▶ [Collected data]
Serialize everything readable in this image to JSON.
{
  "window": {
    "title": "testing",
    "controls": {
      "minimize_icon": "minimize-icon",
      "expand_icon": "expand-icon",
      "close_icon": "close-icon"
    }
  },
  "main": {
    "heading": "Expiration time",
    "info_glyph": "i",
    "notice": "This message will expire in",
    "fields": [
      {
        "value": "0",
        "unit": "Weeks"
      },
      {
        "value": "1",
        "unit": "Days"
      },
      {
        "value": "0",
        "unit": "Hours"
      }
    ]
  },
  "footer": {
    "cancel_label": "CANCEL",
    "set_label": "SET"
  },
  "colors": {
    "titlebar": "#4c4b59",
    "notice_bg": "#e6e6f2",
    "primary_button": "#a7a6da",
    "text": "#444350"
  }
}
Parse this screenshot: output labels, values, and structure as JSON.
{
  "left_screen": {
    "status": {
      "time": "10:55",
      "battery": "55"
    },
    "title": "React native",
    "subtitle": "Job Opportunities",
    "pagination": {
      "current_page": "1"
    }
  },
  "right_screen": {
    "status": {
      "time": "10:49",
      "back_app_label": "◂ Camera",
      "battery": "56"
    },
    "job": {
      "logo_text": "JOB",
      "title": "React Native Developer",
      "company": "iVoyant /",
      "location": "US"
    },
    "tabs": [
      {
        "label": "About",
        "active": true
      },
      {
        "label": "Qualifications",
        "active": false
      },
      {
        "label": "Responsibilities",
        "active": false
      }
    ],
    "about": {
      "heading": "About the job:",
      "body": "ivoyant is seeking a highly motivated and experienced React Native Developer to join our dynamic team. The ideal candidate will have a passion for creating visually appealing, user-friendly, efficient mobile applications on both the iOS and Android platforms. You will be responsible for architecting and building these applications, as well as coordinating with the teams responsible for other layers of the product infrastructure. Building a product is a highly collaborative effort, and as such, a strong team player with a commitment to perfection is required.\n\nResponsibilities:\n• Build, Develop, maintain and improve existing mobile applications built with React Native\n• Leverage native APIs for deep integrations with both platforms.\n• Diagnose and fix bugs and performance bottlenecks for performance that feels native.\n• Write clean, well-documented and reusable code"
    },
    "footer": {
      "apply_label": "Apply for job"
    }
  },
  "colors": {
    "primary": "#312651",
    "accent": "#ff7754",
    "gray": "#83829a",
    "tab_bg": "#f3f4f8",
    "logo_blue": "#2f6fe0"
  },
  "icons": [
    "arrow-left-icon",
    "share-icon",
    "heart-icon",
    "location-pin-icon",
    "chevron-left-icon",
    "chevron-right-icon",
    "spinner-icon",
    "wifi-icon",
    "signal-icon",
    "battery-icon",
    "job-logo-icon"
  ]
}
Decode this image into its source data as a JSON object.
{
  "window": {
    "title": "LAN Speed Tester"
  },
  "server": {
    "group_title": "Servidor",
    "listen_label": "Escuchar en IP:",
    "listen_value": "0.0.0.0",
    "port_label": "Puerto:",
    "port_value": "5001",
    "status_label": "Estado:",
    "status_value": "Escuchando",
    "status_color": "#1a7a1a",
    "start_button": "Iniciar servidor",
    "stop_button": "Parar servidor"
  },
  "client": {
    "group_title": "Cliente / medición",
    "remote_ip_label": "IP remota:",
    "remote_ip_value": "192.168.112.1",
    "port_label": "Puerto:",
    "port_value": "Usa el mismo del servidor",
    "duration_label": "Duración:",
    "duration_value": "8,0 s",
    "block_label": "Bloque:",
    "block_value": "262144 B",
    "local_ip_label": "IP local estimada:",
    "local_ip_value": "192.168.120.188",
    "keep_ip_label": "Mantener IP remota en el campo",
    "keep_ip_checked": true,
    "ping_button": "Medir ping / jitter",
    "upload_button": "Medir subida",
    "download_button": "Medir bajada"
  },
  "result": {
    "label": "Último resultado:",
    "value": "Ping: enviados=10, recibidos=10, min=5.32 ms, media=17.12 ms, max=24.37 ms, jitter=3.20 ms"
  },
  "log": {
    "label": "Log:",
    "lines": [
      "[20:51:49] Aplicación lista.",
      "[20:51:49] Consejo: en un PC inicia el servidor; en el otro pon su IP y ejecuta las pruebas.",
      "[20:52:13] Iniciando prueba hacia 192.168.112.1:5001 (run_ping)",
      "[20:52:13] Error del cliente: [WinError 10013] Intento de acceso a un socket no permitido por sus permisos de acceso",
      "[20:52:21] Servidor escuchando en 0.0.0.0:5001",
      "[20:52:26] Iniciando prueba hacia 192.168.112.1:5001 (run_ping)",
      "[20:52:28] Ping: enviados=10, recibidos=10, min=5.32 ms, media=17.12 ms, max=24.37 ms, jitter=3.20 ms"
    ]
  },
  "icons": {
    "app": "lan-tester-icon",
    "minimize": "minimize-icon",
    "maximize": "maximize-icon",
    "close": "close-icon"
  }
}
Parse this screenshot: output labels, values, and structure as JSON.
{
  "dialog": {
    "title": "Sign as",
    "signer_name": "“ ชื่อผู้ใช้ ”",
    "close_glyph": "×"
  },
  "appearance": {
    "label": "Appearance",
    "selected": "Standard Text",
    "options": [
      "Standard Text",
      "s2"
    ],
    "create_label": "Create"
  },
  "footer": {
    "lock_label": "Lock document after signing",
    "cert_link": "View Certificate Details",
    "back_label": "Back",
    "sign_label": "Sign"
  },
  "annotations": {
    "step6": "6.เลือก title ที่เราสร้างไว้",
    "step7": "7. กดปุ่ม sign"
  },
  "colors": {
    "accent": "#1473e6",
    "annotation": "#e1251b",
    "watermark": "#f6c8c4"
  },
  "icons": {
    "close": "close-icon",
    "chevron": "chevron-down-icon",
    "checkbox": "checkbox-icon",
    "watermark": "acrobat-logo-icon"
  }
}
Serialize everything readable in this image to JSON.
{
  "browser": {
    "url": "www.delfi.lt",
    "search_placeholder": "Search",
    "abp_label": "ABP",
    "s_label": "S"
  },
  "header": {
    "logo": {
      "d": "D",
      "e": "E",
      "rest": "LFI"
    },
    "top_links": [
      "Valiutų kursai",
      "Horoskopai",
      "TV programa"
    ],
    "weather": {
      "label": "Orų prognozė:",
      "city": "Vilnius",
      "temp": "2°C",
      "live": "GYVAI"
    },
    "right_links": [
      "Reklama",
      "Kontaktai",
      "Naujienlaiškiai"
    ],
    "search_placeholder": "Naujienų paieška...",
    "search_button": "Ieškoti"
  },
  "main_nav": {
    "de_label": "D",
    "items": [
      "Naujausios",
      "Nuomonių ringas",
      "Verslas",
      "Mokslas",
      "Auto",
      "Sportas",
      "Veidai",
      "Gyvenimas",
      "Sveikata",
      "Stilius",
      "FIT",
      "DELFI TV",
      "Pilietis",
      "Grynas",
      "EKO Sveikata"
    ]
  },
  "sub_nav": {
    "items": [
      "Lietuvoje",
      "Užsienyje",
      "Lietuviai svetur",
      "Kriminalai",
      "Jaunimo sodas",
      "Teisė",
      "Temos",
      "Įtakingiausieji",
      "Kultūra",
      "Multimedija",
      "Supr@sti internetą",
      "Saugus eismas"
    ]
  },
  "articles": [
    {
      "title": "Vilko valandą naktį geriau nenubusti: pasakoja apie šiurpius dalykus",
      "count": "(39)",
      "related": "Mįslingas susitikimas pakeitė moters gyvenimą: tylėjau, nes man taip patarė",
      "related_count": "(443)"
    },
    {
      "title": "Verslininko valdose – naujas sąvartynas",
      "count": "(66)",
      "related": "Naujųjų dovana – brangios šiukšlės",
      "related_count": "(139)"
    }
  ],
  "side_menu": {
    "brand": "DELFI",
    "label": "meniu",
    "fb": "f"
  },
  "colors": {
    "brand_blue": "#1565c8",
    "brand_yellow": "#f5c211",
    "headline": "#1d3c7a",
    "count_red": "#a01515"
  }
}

▶ [Work to complete] Search the data for "jitter". Copy every line that has it.

▶ [Result of this exercise]
    "ping_button": "Medir ping / jitter",
    "value": "Ping: enviados=10, recibidos=10, min=5.32 ms, media=17.12 ms, max=24.37 ms, jitter=3.20 ms"
      "[20:52:28] Ping: enviados=10, recibidos=10, min=5.32 ms, media=17.12 ms, max=24.37 ms, jitter=3.20 ms"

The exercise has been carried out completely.